Problem requirements: Copy every line of the data in which the word "this" occurs.

Dataset records
=-=-=

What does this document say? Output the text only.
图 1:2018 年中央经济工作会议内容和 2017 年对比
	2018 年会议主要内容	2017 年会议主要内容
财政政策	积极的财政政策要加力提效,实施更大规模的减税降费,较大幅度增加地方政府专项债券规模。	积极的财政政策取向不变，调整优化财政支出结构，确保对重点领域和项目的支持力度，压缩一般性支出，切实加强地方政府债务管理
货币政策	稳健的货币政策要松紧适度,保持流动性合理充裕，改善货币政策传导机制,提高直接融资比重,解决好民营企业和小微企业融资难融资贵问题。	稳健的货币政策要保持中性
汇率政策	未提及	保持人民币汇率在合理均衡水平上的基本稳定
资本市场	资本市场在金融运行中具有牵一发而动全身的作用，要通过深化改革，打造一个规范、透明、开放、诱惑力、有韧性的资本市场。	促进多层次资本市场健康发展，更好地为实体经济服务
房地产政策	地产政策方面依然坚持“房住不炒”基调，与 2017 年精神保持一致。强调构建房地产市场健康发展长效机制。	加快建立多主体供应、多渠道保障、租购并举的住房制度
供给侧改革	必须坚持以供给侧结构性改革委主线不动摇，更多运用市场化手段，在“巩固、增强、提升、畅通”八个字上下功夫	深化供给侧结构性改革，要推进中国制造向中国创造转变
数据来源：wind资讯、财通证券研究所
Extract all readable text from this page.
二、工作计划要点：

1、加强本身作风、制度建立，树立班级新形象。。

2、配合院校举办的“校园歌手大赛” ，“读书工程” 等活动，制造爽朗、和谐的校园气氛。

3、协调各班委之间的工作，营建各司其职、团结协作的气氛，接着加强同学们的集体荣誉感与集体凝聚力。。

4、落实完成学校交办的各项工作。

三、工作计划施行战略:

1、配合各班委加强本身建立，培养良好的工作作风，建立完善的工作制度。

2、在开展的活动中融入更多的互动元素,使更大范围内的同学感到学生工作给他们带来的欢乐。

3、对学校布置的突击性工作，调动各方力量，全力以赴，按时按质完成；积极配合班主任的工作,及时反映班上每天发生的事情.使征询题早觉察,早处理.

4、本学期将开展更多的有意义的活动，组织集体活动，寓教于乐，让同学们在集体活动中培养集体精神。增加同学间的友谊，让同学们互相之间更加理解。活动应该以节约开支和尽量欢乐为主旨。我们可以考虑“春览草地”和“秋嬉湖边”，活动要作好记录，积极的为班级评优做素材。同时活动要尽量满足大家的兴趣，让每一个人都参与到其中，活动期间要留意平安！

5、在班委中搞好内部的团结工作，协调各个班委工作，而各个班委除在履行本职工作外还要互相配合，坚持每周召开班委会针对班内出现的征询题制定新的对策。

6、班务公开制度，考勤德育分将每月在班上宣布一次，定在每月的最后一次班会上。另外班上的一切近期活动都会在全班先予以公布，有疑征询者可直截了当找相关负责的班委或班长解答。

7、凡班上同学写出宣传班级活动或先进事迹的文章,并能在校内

=-=-=

Task output:
What does this document say? Output the text only.
Extract all readable text from this page.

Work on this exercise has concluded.